### EXERCISE PROMPT
Please find all lines in the data that hold the string "Iraq" and copy them.

### GIVEN ENTRIES
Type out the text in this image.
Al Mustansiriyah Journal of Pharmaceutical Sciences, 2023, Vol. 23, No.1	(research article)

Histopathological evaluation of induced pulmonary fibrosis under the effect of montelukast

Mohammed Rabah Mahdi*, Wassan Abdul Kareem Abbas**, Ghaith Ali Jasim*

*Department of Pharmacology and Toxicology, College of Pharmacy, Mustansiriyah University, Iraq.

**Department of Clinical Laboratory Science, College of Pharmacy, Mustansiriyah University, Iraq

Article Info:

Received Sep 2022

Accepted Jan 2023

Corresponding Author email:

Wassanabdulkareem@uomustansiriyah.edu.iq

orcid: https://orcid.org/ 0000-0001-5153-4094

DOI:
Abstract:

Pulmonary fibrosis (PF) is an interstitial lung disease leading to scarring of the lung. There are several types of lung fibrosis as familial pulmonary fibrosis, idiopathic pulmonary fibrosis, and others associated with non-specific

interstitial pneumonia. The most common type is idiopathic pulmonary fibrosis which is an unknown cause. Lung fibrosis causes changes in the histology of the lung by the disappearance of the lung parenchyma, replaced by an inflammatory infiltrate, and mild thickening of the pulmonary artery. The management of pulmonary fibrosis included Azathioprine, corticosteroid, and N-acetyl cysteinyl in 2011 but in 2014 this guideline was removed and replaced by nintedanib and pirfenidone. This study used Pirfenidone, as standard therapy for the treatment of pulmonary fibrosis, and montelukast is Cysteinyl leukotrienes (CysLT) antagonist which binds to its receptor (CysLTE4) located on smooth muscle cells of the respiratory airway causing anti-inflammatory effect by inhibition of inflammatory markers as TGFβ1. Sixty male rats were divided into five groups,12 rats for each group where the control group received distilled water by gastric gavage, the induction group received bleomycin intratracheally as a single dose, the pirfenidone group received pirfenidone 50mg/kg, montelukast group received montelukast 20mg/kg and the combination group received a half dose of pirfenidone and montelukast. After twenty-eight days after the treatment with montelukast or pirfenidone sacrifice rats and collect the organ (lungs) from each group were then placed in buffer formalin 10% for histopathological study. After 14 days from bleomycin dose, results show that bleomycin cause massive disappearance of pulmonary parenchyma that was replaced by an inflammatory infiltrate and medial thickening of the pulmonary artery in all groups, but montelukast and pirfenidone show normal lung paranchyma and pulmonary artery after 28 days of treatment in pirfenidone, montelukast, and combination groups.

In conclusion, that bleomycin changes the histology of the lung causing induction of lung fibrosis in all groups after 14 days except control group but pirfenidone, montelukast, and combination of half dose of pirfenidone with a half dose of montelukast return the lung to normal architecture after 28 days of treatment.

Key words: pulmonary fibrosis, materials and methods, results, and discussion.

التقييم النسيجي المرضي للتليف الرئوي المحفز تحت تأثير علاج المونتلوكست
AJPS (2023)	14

### ANSWER SECTION
*Department of Pharmacology and Toxicology, College of Pharmacy, Mustansiriyah University, Iraq.
**Department of Clinical Laboratory Science, College of Pharmacy, Mustansiriyah University, Iraq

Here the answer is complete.